- **Excerpted data**

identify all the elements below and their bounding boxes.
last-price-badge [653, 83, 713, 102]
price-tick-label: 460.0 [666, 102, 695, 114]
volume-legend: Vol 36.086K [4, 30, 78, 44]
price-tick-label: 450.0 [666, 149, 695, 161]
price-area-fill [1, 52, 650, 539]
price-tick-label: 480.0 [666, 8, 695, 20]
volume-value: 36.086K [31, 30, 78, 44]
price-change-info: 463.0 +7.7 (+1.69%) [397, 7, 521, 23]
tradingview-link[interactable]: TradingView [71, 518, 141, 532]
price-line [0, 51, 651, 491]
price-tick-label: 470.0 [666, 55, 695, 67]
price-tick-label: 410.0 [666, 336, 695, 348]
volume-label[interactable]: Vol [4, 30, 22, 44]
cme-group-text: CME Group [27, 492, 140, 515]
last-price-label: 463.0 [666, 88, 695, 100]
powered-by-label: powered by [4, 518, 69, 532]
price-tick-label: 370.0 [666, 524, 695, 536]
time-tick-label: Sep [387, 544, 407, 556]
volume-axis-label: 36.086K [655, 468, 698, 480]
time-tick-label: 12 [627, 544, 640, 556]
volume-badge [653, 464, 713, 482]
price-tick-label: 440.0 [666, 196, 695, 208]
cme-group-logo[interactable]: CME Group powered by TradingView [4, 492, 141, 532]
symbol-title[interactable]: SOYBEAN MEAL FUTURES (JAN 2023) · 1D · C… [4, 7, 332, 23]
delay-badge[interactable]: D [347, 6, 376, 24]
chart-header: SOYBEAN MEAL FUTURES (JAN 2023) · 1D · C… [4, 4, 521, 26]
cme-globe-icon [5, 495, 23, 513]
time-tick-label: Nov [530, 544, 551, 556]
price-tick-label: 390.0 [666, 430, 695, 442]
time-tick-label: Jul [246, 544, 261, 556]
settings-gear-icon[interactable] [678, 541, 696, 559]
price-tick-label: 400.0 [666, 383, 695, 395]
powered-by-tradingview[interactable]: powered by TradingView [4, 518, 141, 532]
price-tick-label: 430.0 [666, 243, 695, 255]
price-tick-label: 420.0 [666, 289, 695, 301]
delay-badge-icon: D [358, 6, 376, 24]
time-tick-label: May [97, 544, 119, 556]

- **Exercise directions**
Copy out every line of the item above word for word, leaving nothing out and changing nothing.

- **Response**
identify all the elements below and their bounding boxes.
last-price-badge [653, 83, 713, 102]
price-tick-label: 460.0 [666, 102, 695, 114]
volume-legend: Vol 36.086K [4, 30, 78, 44]
price-tick-label: 450.0 [666, 149, 695, 161]
price-area-fill [1, 52, 650, 539]
price-tick-label: 480.0 [666, 8, 695, 20]
volume-value: 36.086K [31, 30, 78, 44]
price-change-info: 463.0 +7.7 (+1.69%) [397, 7, 521, 23]
tradingview-link[interactable]: TradingView [71, 518, 141, 532]
price-line [0, 51, 651, 491]
price-tick-label: 470.0 [666, 55, 695, 67]
price-tick-label: 410.0 [666, 336, 695, 348]
volume-label[interactable]: Vol [4, 30, 22, 44]
cme-group-text: CME Group [27, 492, 140, 515]
last-price-label: 463.0 [666, 88, 695, 100]
powered-by-label: powered by [4, 518, 69, 532]
price-tick-label: 370.0 [666, 524, 695, 536]
time-tick-label: Sep [387, 544, 407, 556]
volume-axis-label: 36.086K [655, 468, 698, 480]
time-tick-label: 12 [627, 544, 640, 556]
volume-badge [653, 464, 713, 482]
price-tick-label: 440.0 [666, 196, 695, 208]
cme-group-logo[interactable]: CME Group powered by TradingView [4, 492, 141, 532]
symbol-title[interactable]: SOYBEAN MEAL FUTURES (JAN 2023) · 1D · C… [4, 7, 332, 23]
delay-badge[interactable]: D [347, 6, 376, 24]
chart-header: SOYBEAN MEAL FUTURES (JAN 2023) · 1D · C… [4, 4, 521, 26]
cme-globe-icon [5, 495, 23, 513]
time-tick-label: Nov [530, 544, 551, 556]
price-tick-label: 390.0 [666, 430, 695, 442]
time-tick-label: Jul [246, 544, 261, 556]
settings-gear-icon[interactable] [678, 541, 696, 559]
price-tick-label: 400.0 [666, 383, 695, 395]
powered-by-tradingview[interactable]: powered by TradingView [4, 518, 141, 532]
price-tick-label: 430.0 [666, 243, 695, 255]
price-tick-label: 420.0 [666, 289, 695, 301]
delay-badge-icon: D [358, 6, 376, 24]
time-tick-label: May [97, 544, 119, 556]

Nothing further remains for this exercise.